What is being asked -> State the number of lines with the string "structure" in them, and nothing else.
start Data provided
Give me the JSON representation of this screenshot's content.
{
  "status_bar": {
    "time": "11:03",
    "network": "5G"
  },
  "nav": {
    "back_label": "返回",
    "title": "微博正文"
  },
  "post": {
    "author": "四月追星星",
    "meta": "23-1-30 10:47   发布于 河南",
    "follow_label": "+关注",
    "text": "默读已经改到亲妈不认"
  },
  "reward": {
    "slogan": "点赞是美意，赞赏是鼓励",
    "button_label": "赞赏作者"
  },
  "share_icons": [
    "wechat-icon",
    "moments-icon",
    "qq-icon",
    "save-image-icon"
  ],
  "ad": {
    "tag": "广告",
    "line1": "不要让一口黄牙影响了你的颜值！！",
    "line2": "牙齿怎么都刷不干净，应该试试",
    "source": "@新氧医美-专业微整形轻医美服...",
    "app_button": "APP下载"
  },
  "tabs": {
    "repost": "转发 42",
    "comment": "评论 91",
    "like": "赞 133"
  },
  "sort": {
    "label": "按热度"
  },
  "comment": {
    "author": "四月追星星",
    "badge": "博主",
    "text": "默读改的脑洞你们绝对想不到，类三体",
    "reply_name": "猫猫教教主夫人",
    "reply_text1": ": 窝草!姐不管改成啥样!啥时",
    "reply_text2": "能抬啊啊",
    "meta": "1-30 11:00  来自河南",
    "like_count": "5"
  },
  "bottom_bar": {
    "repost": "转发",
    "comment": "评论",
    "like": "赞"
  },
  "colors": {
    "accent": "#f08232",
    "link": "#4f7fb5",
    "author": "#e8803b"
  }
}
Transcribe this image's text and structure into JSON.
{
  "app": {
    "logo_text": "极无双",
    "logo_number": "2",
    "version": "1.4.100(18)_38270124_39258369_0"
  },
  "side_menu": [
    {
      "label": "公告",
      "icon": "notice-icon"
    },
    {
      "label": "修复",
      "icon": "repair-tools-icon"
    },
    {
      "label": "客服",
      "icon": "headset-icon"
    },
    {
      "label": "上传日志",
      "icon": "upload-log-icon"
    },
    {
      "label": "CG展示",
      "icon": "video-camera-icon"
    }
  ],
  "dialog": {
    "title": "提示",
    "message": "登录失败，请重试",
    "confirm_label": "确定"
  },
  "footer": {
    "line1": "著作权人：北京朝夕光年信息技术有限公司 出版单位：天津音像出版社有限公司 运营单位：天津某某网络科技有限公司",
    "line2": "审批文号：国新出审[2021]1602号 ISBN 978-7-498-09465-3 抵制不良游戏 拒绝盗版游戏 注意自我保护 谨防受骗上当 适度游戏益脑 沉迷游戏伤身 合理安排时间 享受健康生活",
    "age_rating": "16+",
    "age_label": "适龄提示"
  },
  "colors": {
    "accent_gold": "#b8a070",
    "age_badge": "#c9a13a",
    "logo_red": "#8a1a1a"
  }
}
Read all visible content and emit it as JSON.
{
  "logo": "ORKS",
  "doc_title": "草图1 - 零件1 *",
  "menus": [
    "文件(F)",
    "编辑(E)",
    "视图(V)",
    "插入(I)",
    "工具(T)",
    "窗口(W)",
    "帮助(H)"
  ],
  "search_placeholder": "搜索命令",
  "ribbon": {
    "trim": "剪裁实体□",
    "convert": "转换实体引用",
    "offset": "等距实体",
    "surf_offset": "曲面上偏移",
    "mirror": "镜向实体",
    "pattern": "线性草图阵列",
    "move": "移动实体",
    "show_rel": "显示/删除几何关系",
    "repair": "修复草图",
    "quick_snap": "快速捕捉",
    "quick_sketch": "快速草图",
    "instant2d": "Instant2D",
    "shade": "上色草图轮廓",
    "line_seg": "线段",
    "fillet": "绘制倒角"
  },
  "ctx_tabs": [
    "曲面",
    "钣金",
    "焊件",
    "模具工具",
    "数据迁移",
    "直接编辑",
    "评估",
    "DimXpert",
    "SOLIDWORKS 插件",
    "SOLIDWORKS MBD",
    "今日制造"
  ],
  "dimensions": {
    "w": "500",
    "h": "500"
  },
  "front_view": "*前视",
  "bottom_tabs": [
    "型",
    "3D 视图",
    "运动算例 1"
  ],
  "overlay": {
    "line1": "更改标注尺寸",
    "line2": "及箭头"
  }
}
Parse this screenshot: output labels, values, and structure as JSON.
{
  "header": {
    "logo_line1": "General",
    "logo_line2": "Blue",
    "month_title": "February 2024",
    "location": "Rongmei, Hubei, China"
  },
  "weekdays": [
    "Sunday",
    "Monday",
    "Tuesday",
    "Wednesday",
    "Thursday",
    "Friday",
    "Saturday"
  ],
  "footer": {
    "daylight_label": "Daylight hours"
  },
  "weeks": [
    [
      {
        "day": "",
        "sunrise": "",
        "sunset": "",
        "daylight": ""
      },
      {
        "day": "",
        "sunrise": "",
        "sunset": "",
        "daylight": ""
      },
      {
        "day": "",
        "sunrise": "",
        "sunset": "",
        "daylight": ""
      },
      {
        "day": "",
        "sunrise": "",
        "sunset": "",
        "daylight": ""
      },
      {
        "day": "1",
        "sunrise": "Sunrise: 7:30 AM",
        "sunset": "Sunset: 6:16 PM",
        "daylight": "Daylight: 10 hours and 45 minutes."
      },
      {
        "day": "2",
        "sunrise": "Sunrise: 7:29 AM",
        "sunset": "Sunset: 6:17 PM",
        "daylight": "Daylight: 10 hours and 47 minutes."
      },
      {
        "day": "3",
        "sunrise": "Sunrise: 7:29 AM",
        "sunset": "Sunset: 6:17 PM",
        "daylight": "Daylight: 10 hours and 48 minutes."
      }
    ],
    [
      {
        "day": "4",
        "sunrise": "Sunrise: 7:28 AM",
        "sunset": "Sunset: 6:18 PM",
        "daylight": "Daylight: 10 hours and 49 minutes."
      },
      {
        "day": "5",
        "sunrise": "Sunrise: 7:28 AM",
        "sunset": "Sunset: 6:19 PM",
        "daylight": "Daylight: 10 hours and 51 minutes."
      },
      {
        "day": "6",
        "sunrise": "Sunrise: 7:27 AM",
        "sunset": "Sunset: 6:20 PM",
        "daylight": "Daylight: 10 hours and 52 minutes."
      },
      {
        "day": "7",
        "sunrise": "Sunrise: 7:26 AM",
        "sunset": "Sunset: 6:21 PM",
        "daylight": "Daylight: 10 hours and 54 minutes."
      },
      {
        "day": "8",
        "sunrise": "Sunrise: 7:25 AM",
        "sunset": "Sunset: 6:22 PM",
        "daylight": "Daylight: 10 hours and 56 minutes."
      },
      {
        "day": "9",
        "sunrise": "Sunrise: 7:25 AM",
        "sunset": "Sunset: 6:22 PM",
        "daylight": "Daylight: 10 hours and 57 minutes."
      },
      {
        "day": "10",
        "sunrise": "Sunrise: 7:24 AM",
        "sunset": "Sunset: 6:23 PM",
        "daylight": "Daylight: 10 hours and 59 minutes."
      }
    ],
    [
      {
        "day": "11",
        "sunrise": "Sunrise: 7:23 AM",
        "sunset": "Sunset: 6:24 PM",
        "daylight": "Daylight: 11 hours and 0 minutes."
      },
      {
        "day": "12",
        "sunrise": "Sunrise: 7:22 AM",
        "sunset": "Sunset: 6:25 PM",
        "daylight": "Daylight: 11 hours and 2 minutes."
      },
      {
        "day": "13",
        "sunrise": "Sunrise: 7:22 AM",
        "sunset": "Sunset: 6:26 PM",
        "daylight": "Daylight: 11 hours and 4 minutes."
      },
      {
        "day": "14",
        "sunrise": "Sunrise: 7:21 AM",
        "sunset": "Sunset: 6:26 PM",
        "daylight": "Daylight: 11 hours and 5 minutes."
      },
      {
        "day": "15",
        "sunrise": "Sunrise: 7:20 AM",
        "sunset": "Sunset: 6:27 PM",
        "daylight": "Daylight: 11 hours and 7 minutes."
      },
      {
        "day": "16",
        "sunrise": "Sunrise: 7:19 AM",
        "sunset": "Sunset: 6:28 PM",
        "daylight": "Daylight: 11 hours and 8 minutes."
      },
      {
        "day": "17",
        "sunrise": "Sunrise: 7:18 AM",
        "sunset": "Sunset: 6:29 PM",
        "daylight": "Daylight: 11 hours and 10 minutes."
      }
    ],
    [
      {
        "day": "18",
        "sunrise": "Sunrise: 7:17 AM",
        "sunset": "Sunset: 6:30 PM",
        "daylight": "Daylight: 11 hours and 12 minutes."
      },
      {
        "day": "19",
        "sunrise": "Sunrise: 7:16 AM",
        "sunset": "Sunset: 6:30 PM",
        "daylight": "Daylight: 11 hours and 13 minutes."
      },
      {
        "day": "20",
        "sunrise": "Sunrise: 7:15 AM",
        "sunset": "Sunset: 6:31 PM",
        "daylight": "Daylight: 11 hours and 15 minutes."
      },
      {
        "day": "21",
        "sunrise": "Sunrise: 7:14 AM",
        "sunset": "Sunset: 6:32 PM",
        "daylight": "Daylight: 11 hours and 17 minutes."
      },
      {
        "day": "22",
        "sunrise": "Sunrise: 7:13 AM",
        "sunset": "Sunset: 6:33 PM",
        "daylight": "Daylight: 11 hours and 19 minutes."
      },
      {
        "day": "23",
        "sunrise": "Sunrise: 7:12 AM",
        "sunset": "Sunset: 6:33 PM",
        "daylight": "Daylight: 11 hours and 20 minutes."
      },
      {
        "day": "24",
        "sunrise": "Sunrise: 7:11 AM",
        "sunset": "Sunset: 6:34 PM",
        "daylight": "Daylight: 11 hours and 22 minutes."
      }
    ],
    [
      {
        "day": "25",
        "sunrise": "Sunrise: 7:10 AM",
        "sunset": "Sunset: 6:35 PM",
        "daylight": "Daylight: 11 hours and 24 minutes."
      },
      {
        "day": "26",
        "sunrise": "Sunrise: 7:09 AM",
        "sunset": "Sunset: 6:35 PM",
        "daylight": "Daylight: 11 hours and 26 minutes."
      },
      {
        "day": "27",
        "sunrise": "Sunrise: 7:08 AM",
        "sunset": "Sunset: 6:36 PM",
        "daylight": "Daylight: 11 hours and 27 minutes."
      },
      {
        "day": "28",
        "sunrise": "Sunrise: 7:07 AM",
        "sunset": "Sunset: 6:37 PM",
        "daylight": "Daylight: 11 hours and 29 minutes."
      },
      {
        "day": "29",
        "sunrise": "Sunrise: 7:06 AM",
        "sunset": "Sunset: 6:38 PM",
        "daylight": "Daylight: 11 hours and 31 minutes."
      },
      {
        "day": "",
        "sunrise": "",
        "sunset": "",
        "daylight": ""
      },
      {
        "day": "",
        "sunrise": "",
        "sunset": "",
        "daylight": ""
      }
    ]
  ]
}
end Data provided
Exercise answer -> 2